Gather each line of the entries below that includes "French".

RECORDS FOR THE EXERCISE:

☆ ☆ ☆ ☆ ☆ ☆ ☆

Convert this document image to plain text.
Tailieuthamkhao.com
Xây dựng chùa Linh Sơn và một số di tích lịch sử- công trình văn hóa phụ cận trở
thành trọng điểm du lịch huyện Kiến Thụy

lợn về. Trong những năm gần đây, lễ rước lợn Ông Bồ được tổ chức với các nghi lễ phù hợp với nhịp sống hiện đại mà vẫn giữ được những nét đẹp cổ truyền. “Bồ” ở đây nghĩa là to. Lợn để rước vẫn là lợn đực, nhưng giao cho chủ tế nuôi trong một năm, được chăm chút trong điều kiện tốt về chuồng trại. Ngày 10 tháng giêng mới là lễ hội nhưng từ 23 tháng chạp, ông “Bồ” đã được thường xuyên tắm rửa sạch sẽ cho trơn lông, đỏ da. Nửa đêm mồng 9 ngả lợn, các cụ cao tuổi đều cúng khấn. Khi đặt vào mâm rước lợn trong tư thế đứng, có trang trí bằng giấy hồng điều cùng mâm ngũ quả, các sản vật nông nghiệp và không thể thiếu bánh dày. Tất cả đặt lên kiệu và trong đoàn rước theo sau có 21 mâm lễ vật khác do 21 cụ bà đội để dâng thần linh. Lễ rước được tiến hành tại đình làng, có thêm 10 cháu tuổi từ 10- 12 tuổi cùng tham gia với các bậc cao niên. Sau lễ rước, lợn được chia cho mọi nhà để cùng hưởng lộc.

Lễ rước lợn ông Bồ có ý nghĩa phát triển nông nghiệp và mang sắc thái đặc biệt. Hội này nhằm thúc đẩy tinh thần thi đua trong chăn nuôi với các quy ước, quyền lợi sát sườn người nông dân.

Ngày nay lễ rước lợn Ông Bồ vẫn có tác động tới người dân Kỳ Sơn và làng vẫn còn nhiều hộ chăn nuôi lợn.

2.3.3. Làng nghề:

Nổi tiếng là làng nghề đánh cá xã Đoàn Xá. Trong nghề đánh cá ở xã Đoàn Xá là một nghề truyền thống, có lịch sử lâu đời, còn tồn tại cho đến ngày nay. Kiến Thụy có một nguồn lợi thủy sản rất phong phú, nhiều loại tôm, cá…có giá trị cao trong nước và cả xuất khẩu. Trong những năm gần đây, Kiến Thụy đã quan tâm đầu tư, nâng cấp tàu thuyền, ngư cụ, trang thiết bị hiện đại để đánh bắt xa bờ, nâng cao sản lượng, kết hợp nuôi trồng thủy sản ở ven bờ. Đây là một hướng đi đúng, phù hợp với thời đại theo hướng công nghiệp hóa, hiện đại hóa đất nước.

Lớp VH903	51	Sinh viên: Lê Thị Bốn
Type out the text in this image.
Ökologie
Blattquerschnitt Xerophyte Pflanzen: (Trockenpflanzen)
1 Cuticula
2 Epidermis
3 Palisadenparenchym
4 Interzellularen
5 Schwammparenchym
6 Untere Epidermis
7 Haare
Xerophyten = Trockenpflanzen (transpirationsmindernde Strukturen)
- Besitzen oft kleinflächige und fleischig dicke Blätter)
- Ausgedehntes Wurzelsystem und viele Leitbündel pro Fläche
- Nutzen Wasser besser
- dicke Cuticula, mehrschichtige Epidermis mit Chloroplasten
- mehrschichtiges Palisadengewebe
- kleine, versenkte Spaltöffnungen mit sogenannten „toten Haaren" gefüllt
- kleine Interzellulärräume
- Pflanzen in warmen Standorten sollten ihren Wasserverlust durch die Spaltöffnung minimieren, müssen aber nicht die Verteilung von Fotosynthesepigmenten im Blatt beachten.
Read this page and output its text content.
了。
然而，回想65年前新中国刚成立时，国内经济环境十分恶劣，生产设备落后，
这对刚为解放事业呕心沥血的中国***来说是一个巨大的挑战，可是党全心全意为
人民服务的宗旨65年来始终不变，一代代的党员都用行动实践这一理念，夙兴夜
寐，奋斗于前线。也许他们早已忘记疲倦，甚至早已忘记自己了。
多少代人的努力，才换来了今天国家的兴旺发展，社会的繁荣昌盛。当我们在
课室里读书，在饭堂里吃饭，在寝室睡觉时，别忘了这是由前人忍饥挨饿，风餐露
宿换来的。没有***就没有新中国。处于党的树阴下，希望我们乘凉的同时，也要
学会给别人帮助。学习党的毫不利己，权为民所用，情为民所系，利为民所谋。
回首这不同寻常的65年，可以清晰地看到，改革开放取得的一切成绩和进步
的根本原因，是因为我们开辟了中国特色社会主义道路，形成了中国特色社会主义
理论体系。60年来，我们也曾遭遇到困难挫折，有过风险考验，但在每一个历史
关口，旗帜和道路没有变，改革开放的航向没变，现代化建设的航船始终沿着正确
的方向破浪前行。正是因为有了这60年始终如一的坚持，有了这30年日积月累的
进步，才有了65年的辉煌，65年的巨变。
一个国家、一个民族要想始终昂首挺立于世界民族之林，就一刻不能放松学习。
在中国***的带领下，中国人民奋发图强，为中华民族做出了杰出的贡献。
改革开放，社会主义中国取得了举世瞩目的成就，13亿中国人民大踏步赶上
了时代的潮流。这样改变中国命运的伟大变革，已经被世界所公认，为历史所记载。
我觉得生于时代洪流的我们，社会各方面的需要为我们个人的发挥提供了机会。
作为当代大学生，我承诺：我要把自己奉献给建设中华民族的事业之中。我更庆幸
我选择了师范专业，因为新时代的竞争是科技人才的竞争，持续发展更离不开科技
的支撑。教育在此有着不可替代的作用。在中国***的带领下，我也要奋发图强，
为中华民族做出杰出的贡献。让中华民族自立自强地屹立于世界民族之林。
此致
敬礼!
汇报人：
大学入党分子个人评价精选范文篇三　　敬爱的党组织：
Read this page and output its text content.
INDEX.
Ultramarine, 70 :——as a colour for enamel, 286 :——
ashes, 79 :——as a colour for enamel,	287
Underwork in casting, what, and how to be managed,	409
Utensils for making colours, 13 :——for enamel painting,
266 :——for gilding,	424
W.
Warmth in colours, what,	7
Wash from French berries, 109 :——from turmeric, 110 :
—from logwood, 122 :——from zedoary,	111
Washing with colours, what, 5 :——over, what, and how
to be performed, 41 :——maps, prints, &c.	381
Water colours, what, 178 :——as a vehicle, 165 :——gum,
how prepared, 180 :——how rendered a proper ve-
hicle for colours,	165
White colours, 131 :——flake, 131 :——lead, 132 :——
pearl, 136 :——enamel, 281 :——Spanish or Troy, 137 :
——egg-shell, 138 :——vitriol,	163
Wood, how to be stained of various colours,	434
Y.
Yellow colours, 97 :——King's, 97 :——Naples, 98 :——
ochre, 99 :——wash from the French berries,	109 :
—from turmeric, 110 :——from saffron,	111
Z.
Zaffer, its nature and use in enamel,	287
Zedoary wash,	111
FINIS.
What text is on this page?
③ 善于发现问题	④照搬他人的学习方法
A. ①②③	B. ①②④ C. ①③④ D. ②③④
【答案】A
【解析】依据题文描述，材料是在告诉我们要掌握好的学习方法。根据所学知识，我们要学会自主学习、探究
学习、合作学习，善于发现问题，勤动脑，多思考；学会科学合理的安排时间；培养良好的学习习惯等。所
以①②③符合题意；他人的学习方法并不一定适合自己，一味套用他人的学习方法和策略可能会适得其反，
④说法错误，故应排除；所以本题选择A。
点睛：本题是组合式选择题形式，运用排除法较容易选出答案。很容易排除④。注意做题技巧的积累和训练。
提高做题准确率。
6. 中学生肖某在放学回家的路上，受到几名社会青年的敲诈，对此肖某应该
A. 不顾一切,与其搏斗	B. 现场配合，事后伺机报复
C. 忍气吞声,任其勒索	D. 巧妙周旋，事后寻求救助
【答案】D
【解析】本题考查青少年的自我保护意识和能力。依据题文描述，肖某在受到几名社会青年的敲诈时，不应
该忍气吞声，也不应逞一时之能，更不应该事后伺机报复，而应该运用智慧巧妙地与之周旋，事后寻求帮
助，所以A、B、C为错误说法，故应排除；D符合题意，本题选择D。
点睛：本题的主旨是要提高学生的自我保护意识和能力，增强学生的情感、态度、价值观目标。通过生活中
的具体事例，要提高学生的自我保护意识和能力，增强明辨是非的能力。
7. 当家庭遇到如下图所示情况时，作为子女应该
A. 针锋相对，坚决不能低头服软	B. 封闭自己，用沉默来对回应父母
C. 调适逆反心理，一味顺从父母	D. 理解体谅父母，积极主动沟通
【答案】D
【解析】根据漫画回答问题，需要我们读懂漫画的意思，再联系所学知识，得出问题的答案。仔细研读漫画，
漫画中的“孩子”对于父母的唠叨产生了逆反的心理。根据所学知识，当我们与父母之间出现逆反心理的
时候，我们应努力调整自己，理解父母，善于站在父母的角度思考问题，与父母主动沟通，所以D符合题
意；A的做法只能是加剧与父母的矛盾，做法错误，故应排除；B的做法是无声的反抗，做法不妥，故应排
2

☆ ☆ ☆ ☆ ☆ ☆ ☆

IN RESPONSE:
Wash from French berries, 109 :——from turmeric, 110 :
ochre, 99 :——wash from the French berries,	109 :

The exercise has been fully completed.